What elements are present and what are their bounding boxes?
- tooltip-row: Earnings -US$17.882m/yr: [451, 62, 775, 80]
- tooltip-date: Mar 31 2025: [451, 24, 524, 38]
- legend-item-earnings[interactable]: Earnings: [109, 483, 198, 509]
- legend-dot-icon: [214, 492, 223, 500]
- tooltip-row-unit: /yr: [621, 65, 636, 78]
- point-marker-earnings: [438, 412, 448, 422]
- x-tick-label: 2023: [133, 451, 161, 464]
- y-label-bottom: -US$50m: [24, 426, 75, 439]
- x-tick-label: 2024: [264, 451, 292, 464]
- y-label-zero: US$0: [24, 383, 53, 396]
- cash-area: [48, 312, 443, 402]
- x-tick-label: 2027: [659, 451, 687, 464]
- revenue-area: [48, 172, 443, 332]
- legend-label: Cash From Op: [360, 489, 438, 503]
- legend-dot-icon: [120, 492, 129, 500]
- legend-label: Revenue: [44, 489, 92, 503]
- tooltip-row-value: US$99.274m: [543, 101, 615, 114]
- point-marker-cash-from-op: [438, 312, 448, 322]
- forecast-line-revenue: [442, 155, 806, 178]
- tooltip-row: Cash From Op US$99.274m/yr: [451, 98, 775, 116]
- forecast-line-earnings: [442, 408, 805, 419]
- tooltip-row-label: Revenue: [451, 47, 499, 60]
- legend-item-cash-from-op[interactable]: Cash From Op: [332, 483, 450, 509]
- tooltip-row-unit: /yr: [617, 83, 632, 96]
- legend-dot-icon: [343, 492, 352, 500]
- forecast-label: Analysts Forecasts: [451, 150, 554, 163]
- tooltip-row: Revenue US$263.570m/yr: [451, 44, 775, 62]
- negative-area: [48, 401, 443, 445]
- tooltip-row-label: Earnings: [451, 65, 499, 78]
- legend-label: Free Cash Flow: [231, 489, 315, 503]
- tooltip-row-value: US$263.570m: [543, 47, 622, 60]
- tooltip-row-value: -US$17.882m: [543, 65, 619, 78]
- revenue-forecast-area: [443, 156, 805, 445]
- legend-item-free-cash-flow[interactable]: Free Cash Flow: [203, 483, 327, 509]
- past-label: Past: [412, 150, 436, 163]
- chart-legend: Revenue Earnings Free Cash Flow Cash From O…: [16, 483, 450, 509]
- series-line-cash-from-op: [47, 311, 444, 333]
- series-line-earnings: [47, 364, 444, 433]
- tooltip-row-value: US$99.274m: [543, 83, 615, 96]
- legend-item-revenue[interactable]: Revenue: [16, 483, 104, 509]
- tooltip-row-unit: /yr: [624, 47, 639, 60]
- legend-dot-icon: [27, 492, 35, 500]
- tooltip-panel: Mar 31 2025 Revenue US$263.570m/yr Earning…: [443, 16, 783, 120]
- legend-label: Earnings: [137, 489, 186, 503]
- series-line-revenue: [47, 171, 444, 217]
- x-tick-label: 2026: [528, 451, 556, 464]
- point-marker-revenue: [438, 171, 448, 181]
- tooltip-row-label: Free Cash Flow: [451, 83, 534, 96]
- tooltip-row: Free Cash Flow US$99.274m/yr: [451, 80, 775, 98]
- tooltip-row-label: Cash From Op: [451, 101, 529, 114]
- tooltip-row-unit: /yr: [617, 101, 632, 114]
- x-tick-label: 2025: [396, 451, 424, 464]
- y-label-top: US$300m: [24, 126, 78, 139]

## WHAT TO DO
Find each line in the rows above that contains the string "marker", and copy those lines.

## WRITTEN SOLUTION
- point-marker-earnings: [438, 412, 448, 422]
- point-marker-cash-from-op: [438, 312, 448, 322]
- point-marker-revenue: [438, 171, 448, 181]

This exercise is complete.